Exercise materials
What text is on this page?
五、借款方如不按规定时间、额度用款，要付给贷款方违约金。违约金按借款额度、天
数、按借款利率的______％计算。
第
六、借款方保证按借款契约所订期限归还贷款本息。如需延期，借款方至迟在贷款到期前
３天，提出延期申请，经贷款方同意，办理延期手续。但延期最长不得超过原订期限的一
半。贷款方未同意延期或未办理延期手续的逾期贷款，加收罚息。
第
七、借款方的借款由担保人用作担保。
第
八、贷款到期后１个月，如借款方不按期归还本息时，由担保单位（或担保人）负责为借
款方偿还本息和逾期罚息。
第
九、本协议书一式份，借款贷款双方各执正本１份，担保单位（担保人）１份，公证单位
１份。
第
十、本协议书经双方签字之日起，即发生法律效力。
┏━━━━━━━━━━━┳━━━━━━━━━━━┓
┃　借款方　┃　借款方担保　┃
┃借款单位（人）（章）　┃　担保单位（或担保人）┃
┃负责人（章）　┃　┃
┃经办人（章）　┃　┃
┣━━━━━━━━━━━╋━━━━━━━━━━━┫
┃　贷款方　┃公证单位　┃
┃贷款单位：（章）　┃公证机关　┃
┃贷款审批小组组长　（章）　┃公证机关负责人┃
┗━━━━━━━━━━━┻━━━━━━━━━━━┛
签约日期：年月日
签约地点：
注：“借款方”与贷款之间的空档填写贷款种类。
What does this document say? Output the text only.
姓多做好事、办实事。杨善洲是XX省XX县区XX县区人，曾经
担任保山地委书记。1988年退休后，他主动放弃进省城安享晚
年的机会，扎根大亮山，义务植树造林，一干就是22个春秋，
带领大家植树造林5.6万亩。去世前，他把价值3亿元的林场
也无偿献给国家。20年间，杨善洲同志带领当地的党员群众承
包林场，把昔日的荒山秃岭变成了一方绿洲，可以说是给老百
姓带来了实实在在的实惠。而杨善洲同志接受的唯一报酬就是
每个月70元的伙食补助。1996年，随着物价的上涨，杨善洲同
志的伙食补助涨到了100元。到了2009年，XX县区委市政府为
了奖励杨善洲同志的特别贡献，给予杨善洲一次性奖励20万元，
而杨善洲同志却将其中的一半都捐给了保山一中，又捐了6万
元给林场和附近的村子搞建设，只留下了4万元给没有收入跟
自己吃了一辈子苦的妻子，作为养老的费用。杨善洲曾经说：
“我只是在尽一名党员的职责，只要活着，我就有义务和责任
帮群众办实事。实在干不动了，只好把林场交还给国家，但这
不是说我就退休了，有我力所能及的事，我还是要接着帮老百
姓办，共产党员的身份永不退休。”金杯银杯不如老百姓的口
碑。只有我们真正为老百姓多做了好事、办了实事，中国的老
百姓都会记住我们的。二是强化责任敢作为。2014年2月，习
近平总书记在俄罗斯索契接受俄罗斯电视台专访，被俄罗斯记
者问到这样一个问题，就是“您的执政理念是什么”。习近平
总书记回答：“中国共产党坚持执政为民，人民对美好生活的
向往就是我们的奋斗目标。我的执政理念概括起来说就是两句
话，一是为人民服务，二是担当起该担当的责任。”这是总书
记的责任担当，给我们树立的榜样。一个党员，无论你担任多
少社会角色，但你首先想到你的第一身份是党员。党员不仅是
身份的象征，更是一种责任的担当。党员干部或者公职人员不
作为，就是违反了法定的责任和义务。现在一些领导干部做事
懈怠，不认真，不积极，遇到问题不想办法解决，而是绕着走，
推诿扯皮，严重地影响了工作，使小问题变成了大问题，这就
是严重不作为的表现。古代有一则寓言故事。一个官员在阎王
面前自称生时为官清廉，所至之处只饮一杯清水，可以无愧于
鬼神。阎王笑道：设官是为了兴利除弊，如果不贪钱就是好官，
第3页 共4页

Short exercise
Copy each line holding the word "text" from the listing above.

Task response
What text is on this page?
What does this document say? Output the text only.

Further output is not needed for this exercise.